▶ _Texto de referencia_:
# Lab 3.5: Evaluando un Prompt Template para un modelo externo

En esta sección del laboratorio, configurarás algunos monitores de **OpenScale** para evaluar el prompt template para un modelo externo y obtener métricas de calidad generativa y estado de salud del modelo.

### Prerrequisitos
* Credenciales de acceso a **OpenScale**
* Project ID y Asset ID

### Índice
1. Preparación
    - Librerías
    - Credenciales
2. Configuración de OpenScale
    - Conexión a OpenScale
    - Creación de mapeado a proyecto
    - Configuración de suscripción a _Prompt Template_
3. Evaluación en OpenScale
    - Evaluación
    - Visualización de evaluación (general)
    - Visualización de Generative AI Quality (general)
    - Visualización de Generative AI Quality (por record)

## 1. Preparación

### Librerías

In [None]:
! pip install --upgrade ibm-watson-openscale --no-cache

In [1]:
from ibm_cloud_sdk_core.authenticators import CloudPakForDataAuthenticator
from ibm_watson_openscale import APIClient
from ibm_watson_openscale.base_classes import ApiRequestFailure

from IPython.display import display, Markdown
from rich import print
import pandas as pd

import os

### Credenciales

In [4]:
CPD_URL = "<EDIT>"
CPD_USERNAME = "<EDIT>"
CPD_APIKEY = "<EDIT>"

PROJECT_ID = os.getenv("PROJECT_ID", "<EDIT>")

ASSET_ID = "<EDIT>"

## 2. Configuración de OpenScale

### Conexión a OpenScale

In [4]:
authenticator = CloudPakForDataAuthenticator(
    url = CPD_URL,
    username = CPD_USERNAME,
    apikey = CPD_APIKEY,
    disable_ssl_verification = True
)
wos_client = APIClient(
    service_url = CPD_URL,
    authenticator = authenticator,
    service_instance_id = None
)

### Conexion a watsonx.ai

In [8]:
from ibm_watsonx_ai import APIClient as WatsonxAIClient, Credentials
from ibm_watsonx_ai.foundation_models.prompts import PromptTemplateManager

creds = Credentials(
    api_key=CPD_APIKEY,
    url=CPD_URL,
    username=CPD_USERNAME,
    instance_id="openshift"
)

watsonx_ai_client = WatsonxAIClient(credentials=creds, project_id=PROJECT_ID)

▶ _Tarea indicada A_: Repite, por favor, las filas desde la primera hasta la que contiene "train-rib bbox=[187, 161, 193, 176]", ambas incluidas.

▶ _Filas del ejercicio_:
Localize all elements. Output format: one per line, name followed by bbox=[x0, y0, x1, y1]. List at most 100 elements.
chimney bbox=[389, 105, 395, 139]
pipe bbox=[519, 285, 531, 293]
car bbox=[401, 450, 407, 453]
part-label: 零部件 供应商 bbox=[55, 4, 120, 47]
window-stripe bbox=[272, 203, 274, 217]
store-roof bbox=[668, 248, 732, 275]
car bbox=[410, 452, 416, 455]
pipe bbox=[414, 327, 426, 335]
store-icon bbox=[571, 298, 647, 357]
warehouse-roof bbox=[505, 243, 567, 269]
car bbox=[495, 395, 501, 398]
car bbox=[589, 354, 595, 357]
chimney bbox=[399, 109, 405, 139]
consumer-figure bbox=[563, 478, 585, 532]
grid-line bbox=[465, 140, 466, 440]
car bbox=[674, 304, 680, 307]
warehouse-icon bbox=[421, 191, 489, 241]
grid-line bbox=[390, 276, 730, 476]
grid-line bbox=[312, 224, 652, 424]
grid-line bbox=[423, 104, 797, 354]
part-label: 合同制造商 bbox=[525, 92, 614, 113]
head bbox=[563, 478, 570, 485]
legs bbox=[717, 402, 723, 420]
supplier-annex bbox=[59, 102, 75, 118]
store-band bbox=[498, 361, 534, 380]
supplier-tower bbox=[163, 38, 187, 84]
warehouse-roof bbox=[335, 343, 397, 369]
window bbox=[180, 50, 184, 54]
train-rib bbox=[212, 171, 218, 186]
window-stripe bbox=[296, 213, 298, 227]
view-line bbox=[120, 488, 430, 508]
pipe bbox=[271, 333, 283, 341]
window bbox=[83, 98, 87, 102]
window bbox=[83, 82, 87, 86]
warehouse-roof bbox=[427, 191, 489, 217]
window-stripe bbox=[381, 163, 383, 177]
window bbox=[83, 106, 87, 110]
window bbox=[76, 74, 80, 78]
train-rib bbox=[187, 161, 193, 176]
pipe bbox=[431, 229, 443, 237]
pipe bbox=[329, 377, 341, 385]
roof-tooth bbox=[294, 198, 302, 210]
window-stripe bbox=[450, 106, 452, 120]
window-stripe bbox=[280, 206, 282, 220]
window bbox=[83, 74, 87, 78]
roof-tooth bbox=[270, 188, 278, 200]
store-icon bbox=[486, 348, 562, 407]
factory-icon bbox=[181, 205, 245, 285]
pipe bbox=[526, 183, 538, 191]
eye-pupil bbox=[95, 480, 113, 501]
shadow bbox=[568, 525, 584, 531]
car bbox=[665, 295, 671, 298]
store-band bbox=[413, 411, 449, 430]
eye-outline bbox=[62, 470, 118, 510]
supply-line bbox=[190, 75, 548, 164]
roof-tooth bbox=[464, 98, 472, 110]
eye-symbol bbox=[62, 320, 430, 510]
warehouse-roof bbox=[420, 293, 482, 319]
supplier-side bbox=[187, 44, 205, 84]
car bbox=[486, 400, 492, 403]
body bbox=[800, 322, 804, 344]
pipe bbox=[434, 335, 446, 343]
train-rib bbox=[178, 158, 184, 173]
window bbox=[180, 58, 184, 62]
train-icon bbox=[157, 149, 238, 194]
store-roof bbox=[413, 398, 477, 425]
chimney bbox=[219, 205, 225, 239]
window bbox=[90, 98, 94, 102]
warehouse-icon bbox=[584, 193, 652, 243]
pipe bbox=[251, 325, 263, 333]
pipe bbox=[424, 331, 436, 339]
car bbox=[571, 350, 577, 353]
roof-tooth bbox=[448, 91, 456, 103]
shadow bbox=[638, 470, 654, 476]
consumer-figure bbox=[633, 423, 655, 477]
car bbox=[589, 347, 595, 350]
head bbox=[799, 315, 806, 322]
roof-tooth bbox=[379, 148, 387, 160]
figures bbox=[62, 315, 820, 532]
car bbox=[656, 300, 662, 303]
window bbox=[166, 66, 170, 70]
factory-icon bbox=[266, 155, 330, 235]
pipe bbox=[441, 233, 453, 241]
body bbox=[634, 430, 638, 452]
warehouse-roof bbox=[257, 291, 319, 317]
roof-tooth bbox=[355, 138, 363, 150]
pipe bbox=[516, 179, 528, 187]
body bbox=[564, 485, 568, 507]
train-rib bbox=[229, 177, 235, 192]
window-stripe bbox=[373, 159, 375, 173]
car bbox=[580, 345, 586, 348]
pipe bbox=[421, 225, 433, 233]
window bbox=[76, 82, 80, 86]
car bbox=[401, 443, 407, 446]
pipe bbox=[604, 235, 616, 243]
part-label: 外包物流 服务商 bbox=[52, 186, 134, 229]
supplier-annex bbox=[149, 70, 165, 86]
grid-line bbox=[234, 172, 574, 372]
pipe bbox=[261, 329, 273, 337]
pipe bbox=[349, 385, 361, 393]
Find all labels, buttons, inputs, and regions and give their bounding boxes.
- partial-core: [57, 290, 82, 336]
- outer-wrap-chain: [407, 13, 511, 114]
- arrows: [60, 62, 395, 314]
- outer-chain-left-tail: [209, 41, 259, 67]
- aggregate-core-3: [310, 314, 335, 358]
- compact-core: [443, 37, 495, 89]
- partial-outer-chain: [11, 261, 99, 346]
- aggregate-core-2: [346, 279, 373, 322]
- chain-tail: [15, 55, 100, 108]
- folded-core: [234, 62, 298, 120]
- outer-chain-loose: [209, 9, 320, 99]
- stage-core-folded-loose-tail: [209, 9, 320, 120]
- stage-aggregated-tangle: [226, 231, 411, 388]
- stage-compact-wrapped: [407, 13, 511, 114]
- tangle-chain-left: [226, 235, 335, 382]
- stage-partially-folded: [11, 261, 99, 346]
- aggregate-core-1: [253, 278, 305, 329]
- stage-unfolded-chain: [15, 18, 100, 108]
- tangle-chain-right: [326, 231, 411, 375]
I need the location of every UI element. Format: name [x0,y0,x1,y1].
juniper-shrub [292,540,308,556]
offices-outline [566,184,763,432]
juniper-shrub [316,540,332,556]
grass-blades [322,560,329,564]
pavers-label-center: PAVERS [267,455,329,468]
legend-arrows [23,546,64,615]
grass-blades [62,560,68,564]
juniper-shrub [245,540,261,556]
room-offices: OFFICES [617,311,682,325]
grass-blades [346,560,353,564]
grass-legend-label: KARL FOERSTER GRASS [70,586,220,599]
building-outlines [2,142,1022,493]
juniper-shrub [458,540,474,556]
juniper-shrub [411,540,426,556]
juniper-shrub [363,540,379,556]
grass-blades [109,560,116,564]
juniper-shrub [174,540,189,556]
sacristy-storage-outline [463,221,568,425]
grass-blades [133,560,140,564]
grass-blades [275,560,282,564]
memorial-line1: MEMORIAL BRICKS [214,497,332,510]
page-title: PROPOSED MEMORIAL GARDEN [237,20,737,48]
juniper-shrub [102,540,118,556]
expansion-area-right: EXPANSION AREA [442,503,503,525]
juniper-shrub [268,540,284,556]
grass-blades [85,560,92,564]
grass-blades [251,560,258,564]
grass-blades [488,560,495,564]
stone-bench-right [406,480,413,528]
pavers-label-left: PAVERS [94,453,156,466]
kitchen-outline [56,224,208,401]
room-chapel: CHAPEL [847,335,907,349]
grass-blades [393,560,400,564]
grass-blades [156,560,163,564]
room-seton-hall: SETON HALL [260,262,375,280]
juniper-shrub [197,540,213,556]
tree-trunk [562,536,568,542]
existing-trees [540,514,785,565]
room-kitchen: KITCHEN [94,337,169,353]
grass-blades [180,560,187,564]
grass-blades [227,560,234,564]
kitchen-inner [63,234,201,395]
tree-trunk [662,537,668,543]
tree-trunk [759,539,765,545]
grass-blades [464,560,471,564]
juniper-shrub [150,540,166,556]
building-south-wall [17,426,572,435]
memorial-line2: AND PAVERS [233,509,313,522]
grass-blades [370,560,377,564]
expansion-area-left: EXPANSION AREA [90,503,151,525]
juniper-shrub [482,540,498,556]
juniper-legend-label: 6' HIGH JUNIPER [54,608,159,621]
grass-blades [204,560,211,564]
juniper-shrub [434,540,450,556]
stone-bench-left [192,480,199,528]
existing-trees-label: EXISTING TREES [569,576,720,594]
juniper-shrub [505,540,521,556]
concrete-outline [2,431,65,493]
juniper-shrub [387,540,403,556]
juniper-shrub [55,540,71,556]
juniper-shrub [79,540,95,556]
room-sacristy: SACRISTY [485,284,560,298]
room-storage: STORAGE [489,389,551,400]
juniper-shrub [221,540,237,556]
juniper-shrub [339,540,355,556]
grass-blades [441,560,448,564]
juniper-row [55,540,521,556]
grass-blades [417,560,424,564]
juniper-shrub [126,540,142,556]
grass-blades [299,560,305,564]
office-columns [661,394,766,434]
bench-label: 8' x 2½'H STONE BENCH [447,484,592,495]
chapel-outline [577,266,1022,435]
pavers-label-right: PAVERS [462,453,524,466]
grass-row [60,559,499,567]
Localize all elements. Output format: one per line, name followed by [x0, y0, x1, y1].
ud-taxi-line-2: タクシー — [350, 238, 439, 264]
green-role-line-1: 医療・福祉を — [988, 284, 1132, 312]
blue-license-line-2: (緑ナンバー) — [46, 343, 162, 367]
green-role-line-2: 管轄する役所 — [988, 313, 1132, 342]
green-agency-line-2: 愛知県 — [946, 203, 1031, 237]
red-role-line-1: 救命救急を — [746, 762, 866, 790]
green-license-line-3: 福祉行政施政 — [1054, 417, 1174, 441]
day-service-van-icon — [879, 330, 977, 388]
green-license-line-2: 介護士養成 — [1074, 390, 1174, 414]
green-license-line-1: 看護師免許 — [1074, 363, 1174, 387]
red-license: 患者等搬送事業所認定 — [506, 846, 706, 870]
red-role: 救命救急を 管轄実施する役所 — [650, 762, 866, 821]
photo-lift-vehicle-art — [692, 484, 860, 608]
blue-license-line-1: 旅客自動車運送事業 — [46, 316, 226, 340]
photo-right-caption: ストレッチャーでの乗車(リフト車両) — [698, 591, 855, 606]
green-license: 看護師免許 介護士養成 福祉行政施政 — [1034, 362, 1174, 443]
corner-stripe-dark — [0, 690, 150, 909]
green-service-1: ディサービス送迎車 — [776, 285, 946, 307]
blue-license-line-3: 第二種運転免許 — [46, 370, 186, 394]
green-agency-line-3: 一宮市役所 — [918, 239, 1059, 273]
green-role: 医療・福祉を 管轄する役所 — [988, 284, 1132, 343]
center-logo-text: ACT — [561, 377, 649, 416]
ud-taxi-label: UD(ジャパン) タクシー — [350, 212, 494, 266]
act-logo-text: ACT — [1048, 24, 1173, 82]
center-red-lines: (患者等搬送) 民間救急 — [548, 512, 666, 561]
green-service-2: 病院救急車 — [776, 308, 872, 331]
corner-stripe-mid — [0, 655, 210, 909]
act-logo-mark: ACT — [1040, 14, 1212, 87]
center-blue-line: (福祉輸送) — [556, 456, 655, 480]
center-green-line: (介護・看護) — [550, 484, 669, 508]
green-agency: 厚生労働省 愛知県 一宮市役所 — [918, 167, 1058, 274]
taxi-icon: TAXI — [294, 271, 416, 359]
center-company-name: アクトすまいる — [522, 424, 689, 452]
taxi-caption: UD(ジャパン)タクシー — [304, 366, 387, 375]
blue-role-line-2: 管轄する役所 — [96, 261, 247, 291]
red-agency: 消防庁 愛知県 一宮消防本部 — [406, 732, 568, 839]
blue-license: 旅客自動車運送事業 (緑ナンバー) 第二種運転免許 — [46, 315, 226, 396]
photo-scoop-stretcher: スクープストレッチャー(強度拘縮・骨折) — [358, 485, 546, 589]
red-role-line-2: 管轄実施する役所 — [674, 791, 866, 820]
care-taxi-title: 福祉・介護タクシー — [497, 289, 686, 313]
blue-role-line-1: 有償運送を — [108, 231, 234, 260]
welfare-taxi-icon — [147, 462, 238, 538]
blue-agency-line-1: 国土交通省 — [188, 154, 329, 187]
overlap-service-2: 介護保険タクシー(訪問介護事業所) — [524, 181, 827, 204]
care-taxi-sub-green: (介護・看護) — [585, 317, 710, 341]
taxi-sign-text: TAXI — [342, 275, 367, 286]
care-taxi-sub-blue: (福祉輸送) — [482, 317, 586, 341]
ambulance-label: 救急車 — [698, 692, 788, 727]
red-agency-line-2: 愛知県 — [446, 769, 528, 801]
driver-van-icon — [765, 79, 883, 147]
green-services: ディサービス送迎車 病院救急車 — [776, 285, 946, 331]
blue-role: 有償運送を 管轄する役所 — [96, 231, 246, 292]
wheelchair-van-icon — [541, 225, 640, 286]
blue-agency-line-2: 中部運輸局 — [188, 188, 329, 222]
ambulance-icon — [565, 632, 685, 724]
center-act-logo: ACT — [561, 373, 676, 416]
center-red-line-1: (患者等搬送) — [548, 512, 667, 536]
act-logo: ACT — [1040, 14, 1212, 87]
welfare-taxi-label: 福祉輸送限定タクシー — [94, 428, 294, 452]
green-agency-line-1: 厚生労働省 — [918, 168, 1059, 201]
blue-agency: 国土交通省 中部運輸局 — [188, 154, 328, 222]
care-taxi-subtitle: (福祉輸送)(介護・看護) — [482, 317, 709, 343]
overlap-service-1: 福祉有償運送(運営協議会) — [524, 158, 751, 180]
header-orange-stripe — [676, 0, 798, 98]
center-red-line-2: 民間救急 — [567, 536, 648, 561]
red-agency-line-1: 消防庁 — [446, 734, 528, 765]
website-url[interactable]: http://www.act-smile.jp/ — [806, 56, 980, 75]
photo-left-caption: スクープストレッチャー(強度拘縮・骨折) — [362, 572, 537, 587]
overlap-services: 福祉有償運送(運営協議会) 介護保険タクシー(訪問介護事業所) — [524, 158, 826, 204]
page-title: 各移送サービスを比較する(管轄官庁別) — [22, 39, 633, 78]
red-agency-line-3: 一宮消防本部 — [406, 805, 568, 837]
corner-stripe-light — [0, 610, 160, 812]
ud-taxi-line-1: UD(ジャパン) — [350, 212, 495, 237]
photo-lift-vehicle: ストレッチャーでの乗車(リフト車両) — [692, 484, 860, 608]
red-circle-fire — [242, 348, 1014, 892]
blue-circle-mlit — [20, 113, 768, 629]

▶ _Tarea indicada B_: Según el laboratorio de OpenScale, ¿con qué fin se configuran los monitores de OpenScale en esta sección? Responde en una a tres oraciones.

▶ _Respuesta completa A_:
Localize all elements. Output format: one per line, name followed by bbox=[x0, y0, x1, y1]. List at most 100 elements.
chimney bbox=[389, 105, 395, 139]
pipe bbox=[519, 285, 531, 293]
car bbox=[401, 450, 407, 453]
part-label: 零部件 供应商 bbox=[55, 4, 120, 47]
window-stripe bbox=[272, 203, 274, 217]
store-roof bbox=[668, 248, 732, 275]
car bbox=[410, 452, 416, 455]
pipe bbox=[414, 327, 426, 335]
store-icon bbox=[571, 298, 647, 357]
warehouse-roof bbox=[505, 243, 567, 269]
car bbox=[495, 395, 501, 398]
car bbox=[589, 354, 595, 357]
chimney bbox=[399, 109, 405, 139]
consumer-figure bbox=[563, 478, 585, 532]
grid-line bbox=[465, 140, 466, 440]
car bbox=[674, 304, 680, 307]
warehouse-icon bbox=[421, 191, 489, 241]
grid-line bbox=[390, 276, 730, 476]
grid-line bbox=[312, 224, 652, 424]
grid-line bbox=[423, 104, 797, 354]
part-label: 合同制造商 bbox=[525, 92, 614, 113]
head bbox=[563, 478, 570, 485]
legs bbox=[717, 402, 723, 420]
supplier-annex bbox=[59, 102, 75, 118]
store-band bbox=[498, 361, 534, 380]
supplier-tower bbox=[163, 38, 187, 84]
warehouse-roof bbox=[335, 343, 397, 369]
window bbox=[180, 50, 184, 54]
train-rib bbox=[212, 171, 218, 186]
window-stripe bbox=[296, 213, 298, 227]
view-line bbox=[120, 488, 430, 508]
pipe bbox=[271, 333, 283, 341]
window bbox=[83, 98, 87, 102]
window bbox=[83, 82, 87, 86]
warehouse-roof bbox=[427, 191, 489, 217]
window-stripe bbox=[381, 163, 383, 177]
window bbox=[83, 106, 87, 110]
window bbox=[76, 74, 80, 78]
train-rib bbox=[187, 161, 193, 176]

▶ _Respuesta completa B_: Los monitores se configuran para evaluar el prompt template de un modelo externo. Con ellos se obtienen métricas de calidad generativa y del estado de salud del modelo.